**What to do**
Please copy the lines below word for word, from the line containing "List 100 of" up to and including the line containing "point (610, 178, 622, 190)".

**Data supplied**
===
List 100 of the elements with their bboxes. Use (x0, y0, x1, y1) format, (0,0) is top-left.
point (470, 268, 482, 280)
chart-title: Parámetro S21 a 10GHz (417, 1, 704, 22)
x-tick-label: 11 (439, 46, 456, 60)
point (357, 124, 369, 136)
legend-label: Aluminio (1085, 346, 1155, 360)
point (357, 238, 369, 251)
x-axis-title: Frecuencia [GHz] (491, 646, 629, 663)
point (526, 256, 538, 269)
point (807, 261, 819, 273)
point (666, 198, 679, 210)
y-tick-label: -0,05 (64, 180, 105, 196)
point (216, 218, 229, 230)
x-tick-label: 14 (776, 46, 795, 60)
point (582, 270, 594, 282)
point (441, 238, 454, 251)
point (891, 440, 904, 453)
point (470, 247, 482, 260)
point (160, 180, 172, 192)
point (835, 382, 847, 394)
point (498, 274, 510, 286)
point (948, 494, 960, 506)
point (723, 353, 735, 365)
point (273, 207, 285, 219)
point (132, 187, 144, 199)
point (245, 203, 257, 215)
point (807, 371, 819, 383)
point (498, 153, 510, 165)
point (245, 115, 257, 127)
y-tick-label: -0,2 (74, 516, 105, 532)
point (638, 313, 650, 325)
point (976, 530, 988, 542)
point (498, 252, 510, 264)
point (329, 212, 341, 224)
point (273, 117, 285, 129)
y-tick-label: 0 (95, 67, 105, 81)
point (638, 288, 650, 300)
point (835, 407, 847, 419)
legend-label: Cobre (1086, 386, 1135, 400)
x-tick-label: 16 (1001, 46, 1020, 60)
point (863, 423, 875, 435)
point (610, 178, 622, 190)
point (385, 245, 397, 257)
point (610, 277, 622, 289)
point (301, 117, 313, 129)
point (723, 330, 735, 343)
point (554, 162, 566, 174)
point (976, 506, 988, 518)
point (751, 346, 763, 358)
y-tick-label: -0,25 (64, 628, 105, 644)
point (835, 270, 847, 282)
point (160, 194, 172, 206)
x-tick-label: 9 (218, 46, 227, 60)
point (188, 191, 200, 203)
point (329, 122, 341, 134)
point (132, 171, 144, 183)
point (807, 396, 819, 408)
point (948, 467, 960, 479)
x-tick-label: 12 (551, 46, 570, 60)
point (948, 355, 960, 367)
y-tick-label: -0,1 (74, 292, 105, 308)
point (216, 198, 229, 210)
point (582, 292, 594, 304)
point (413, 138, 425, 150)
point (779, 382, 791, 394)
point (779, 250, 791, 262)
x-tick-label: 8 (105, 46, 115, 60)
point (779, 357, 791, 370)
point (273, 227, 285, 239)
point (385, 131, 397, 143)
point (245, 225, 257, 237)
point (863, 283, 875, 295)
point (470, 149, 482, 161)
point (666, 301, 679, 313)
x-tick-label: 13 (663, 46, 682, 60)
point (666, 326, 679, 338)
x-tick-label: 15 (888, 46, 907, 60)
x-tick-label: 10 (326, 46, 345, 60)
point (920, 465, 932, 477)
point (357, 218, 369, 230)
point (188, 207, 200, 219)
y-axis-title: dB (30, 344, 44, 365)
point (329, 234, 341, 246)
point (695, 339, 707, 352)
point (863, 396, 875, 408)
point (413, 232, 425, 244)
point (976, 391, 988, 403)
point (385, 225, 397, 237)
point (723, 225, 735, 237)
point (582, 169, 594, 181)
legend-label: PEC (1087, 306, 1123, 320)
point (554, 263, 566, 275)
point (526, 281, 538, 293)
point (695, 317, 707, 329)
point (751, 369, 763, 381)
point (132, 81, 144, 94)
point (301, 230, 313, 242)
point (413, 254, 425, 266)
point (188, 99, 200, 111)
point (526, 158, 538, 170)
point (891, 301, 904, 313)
===
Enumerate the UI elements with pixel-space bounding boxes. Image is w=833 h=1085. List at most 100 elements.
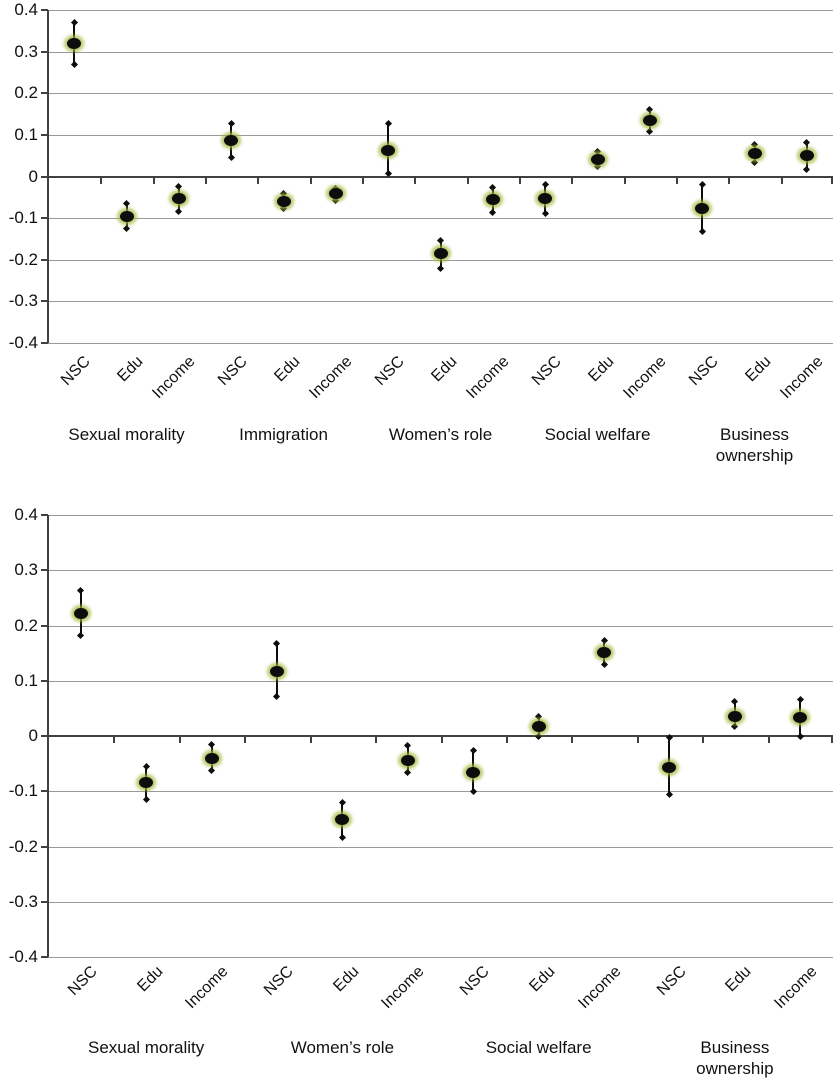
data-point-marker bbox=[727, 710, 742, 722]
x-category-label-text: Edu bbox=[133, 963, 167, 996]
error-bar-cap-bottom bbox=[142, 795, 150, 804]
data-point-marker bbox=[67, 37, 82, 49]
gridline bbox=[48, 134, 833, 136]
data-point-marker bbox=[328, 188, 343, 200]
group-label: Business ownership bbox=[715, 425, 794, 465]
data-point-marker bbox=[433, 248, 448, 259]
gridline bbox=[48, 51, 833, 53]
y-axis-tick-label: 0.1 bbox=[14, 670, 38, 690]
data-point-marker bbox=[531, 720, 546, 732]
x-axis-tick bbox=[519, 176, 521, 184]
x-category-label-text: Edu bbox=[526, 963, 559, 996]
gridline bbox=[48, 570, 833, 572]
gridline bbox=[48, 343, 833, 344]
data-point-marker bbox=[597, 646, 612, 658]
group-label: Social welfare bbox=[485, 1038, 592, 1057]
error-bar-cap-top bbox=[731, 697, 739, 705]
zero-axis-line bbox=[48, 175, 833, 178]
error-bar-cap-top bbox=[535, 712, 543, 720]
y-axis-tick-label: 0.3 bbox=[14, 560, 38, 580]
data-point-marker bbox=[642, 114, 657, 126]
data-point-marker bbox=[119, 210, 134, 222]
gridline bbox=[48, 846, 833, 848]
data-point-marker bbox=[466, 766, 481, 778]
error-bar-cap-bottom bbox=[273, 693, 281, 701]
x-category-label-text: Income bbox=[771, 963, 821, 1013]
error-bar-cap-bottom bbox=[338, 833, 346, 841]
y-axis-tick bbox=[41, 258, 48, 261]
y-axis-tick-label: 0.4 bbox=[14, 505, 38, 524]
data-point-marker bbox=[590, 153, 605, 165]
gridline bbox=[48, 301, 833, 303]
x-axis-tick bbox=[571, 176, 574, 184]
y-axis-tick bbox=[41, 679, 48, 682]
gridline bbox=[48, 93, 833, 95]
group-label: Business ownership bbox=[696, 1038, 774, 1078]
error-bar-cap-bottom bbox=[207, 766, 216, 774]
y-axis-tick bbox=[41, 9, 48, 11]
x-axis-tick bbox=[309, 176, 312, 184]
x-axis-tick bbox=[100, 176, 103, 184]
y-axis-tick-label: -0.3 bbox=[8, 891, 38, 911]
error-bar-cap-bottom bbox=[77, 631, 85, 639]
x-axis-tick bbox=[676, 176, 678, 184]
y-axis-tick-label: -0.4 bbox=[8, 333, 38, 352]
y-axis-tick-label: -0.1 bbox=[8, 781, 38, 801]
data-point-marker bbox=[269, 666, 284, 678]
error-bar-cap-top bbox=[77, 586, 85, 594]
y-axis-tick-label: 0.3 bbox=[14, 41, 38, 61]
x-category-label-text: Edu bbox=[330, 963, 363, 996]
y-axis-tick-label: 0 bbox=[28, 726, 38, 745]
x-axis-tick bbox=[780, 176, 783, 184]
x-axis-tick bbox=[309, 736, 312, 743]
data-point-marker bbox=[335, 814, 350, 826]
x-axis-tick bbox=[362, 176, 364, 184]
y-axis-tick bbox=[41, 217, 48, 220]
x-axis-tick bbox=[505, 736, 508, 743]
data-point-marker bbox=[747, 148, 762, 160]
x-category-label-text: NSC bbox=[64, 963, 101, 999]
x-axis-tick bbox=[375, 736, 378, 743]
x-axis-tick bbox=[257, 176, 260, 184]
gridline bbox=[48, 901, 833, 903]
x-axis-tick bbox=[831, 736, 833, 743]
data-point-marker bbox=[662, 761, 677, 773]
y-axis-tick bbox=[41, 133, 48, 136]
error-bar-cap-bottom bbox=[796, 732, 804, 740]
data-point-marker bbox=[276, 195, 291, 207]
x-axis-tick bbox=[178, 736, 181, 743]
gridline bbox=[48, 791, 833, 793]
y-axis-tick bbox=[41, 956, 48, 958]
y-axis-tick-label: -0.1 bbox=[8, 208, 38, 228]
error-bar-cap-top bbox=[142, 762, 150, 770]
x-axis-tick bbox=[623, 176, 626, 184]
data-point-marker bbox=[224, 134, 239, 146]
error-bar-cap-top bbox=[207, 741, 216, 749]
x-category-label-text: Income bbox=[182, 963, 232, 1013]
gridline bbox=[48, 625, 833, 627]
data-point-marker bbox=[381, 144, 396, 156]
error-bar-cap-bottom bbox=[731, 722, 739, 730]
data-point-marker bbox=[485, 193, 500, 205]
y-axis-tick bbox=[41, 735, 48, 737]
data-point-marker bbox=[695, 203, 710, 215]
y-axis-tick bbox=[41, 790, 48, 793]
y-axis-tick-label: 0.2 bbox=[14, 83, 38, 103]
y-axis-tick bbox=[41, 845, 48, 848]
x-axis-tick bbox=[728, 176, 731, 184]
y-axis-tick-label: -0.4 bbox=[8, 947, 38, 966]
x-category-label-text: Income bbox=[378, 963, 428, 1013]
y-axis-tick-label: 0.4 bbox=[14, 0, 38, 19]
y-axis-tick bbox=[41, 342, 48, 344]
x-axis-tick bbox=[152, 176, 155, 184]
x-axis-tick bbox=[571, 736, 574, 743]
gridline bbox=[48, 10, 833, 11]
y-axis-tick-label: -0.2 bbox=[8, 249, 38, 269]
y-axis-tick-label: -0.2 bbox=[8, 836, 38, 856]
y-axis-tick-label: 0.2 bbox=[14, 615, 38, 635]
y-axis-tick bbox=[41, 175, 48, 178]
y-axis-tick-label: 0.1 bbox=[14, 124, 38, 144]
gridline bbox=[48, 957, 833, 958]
===
**Exercise output**
List 100 of the elements with their bboxes. Use (x0, y0, x1, y1) format, (0,0) is top-left.
point (470, 268, 482, 280)
chart-title: Parámetro S21 a 10GHz (417, 1, 704, 22)
x-tick-label: 11 (439, 46, 456, 60)
point (357, 124, 369, 136)
legend-label: Aluminio (1085, 346, 1155, 360)
point (357, 238, 369, 251)
x-axis-title: Frecuencia [GHz] (491, 646, 629, 663)
point (526, 256, 538, 269)
point (807, 261, 819, 273)
point (666, 198, 679, 210)
y-tick-label: -0,05 (64, 180, 105, 196)
point (216, 218, 229, 230)
x-tick-label: 14 (776, 46, 795, 60)
point (582, 270, 594, 282)
point (441, 238, 454, 251)
point (891, 440, 904, 453)
point (470, 247, 482, 260)
point (160, 180, 172, 192)
point (835, 382, 847, 394)
point (498, 274, 510, 286)
point (948, 494, 960, 506)
point (723, 353, 735, 365)
point (273, 207, 285, 219)
point (132, 187, 144, 199)
point (245, 203, 257, 215)
point (807, 371, 819, 383)
point (498, 153, 510, 165)
point (245, 115, 257, 127)
y-tick-label: -0,2 (74, 516, 105, 532)
point (638, 313, 650, 325)
point (976, 530, 988, 542)
point (498, 252, 510, 264)
point (329, 212, 341, 224)
point (273, 117, 285, 129)
y-tick-label: 0 (95, 67, 105, 81)
point (638, 288, 650, 300)
point (835, 407, 847, 419)
legend-label: Cobre (1086, 386, 1135, 400)
x-tick-label: 16 (1001, 46, 1020, 60)
point (863, 423, 875, 435)
point (610, 178, 622, 190)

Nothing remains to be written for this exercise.